■ **Problem statement**
Copy out each line of the material below with no changes.
-------- Dataset excerpts --------
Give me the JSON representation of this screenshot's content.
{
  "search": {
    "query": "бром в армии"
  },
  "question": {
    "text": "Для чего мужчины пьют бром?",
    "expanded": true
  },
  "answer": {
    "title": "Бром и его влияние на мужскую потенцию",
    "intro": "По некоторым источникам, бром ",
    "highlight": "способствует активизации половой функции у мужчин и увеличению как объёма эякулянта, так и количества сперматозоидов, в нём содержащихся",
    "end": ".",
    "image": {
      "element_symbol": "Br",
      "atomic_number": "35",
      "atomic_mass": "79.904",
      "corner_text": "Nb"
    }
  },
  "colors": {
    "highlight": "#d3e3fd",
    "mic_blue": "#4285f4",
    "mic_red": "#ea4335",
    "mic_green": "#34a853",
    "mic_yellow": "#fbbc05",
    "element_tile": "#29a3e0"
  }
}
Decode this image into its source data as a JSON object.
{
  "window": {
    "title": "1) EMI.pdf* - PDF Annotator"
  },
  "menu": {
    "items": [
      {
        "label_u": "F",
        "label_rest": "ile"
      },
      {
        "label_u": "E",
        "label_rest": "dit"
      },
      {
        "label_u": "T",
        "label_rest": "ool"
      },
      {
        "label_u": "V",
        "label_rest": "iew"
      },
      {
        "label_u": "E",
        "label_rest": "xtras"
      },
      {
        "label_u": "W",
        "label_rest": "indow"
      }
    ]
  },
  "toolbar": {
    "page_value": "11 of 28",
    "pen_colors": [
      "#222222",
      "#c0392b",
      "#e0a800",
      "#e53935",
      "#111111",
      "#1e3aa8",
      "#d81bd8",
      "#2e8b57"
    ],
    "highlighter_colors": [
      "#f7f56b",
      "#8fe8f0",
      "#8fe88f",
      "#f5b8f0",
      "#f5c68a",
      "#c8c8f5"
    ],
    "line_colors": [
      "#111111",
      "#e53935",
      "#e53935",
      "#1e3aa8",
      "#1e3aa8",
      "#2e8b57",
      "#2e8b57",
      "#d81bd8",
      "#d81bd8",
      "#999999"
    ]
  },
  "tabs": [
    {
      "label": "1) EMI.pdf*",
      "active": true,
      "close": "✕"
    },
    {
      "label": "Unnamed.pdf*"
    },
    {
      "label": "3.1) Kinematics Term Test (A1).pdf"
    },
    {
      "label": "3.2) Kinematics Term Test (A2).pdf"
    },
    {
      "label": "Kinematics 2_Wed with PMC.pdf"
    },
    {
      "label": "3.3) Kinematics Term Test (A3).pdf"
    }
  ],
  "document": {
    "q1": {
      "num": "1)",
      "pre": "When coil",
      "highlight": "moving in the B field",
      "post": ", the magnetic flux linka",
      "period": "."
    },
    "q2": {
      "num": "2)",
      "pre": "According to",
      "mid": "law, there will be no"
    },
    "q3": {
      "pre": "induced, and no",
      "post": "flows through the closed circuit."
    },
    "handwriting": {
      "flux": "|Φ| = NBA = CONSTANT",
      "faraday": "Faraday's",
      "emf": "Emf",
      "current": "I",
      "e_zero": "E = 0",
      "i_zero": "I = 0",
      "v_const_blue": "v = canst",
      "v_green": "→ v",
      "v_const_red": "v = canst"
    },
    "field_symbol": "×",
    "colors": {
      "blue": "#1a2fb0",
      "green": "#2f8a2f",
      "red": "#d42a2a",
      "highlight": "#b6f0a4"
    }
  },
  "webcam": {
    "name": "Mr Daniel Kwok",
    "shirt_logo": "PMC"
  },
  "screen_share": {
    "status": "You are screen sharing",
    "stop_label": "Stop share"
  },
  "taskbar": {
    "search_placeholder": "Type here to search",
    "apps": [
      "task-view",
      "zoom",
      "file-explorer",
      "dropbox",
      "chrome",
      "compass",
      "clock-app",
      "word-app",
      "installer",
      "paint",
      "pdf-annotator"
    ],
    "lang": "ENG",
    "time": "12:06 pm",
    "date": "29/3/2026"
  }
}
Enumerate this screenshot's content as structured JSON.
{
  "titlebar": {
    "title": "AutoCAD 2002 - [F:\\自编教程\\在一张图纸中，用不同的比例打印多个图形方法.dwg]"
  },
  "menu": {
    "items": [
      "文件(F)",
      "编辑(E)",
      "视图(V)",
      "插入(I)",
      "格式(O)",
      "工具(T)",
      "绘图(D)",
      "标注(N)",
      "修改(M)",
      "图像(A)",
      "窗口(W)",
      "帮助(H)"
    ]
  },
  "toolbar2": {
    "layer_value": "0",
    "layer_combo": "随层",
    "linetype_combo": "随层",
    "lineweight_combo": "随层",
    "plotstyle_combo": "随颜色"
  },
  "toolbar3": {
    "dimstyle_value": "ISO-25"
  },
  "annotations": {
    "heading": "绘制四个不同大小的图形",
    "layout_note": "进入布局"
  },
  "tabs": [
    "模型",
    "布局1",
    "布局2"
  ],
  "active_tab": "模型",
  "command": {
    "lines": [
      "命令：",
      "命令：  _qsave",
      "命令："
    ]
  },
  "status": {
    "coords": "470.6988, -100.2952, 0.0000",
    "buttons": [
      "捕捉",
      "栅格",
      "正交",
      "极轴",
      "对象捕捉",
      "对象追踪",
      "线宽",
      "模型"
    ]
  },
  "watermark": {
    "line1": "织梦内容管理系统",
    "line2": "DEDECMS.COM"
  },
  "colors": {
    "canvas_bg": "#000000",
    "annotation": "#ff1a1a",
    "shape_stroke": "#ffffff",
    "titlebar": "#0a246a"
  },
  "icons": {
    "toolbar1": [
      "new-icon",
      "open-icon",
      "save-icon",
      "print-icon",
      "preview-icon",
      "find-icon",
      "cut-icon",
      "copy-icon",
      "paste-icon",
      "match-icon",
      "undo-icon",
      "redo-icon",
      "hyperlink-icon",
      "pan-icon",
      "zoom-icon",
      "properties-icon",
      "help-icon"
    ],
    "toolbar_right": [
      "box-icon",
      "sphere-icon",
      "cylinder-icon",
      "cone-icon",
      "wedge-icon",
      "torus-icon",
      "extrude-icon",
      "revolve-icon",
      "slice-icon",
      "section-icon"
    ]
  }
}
--------
■ **Problem solution**
Give me the JSON representation of this screenshot's content.
{
  "search": {
    "query": "бром в армии"
  },
  "question": {
    "text": "Для чего мужчины пьют бром?",
    "expanded": true
  },
  "answer": {
    "title": "Бром и его влияние на мужскую потенцию",
    "intro": "По некоторым источникам, бром ",
    "highlight": "способствует активизации половой функции у мужчин и увеличению как объёма эякулянта, так и количества сперматозоидов, в нём содержащихся",
    "end": ".",
    "image": {
      "element_symbol": "Br",
      "atomic_number": "35",
      "atomic_mass": "79.904",
      "corner_text": "Nb"
    }
  },
  "colors": {
    "highlight": "#d3e3fd",
    "mic_blue": "#4285f4",
    "mic_red": "#ea4335",
    "mic_green": "#34a853",
    "mic_yellow": "#fbbc05",
    "element_tile": "#29a3e0"
  }
}
Decode this image into its source data as a JSON object.
{
  "window": {
    "title": "1) EMI.pdf* - PDF Annotator"
  },
  "menu": {
    "items": [
      {
        "label_u": "F",
        "label_rest": "ile"
      },
      {
        "label_u": "E",
        "label_rest": "dit"
      },
      {
        "label_u": "T",
        "label_rest": "ool"
      },
      {
        "label_u": "V",
        "label_rest": "iew"
      },
      {
        "label_u": "E",
        "label_rest": "xtras"
      },
      {
        "label_u": "W",
        "label_rest": "indow"
      }
    ]
  },
  "toolbar": {
    "page_value": "11 of 28",
    "pen_colors": [
      "#222222",
      "#c0392b",
      "#e0a800",
      "#e53935",
      "#111111",
      "#1e3aa8",
      "#d81bd8",
      "#2e8b57"
    ],
    "highlighter_colors": [
      "#f7f56b",
      "#8fe8f0",
      "#8fe88f",
      "#f5b8f0",
      "#f5c68a",
      "#c8c8f5"
    ],
    "line_colors": [
      "#111111",
      "#e53935",
      "#e53935",
      "#1e3aa8",
      "#1e3aa8",
      "#2e8b57",
      "#2e8b57",
      "#d81bd8",
      "#d81bd8",
      "#999999"
    ]
  },
  "tabs": [
    {
      "label": "1) EMI.pdf*",
      "active": true,
      "close": "✕"
    },
    {
      "label": "Unnamed.pdf*"
    },
    {
      "label": "3.1) Kinematics Term Test (A1).pdf"
    },
    {
      "label": "3.2) Kinematics Term Test (A2).pdf"
    },
    {
      "label": "Kinematics 2_Wed with PMC.pdf"
    },
    {
      "label": "3.3) Kinematics Term Test (A3).pdf"
    }
  ],
  "document": {
    "q1": {
      "num": "1)",
      "pre": "When coil",
      "highlight": "moving in the B field",
      "post": ", the magnetic flux linka",
      "period": "."
    },
    "q2": {
      "num": "2)",
      "pre": "According to",
      "mid": "law, there will be no"
    },
    "q3": {
      "pre": "induced, and no",
      "post": "flows through the closed circuit."
    },
    "handwriting": {
      "flux": "|Φ| = NBA = CONSTANT",
      "faraday": "Faraday's",
      "emf": "Emf",
      "current": "I",
      "e_zero": "E = 0",
      "i_zero": "I = 0",
      "v_const_blue": "v = canst",
      "v_green": "→ v",
      "v_const_red": "v = canst"
    },
    "field_symbol": "×",
    "colors": {
      "blue": "#1a2fb0",
      "green": "#2f8a2f",
      "red": "#d42a2a",
      "highlight": "#b6f0a4"
    }
  },
  "webcam": {
    "name": "Mr Daniel Kwok",
    "shirt_logo": "PMC"
  },
  "screen_share": {
    "status": "You are screen sharing",
    "stop_label": "Stop share"
  },
  "taskbar": {
    "search_placeholder": "Type here to search",
    "apps": [
      "task-view",
      "zoom",
      "file-explorer",
      "dropbox",
      "chrome",
      "compass",
      "clock-app",
      "word-app",
      "installer",
      "paint",
      "pdf-annotator"
    ],
    "lang": "ENG",
    "time": "12:06 pm",
    "date": "29/3/2026"
  }
}
Enumerate this screenshot's content as structured JSON.
{
  "titlebar": {
    "title": "AutoCAD 2002 - [F:\\自编教程\\在一张图纸中，用不同的比例打印多个图形方法.dwg]"
  },
  "menu": {
    "items": [
      "文件(F)",
      "编辑(E)",
      "视图(V)",
      "插入(I)",
      "格式(O)",
      "工具(T)",
      "绘图(D)",
      "标注(N)",
      "修改(M)",
      "图像(A)",
      "窗口(W)",
      "帮助(H)"
    ]
  },
  "toolbar2": {
    "layer_value": "0",
    "layer_combo": "随层",
    "linetype_combo": "随层",
    "lineweight_combo": "随层",
    "plotstyle_combo": "随颜色"
  },
  "toolbar3": {
    "dimstyle_value": "ISO-25"
  },
  "annotations": {
    "heading": "绘制四个不同大小的图形",
    "layout_note": "进入布局"
  },
  "tabs": [
    "模型",
    "布局1",
    "布局2"
  ],
  "active_tab": "模型",
  "command": {
    "lines": [
      "命令：",
      "命令：  _qsave",
      "命令："
    ]
  },
  "status": {
    "coords": "470.6988, -100.2952, 0.0000",
    "buttons": [
      "捕捉",
      "栅格",
      "正交",
      "极轴",
      "对象捕捉",
      "对象追踪",
      "线宽",
      "模型"
    ]
  },
  "watermark": {
    "line1": "织梦内容管理系统",
    "line2": "DEDECMS.COM"
  },
  "colors": {
    "canvas_bg": "#000000",
    "annotation": "#ff1a1a",
    "shape_stroke": "#ffffff",
    "titlebar": "#0a246a"
  },
  "icons": {
    "toolbar1": [
      "new-icon",
      "open-icon",
      "save-icon",
      "print-icon",
      "preview-icon",
      "find-icon",
      "cut-icon",
      "copy-icon",
      "paste-icon",
      "match-icon",
      "undo-icon",
      "redo-icon",
      "hyperlink-icon",
      "pan-icon",
      "zoom-icon",
      "properties-icon",
      "help-icon"
    ],
    "toolbar_right": [
      "box-icon",
      "sphere-icon",
      "cylinder-icon",
      "cone-icon",
      "wedge-icon",
      "torus-icon",
      "extrude-icon",
      "revolve-icon",
      "slice-icon",
      "section-icon"
    ]
  }
}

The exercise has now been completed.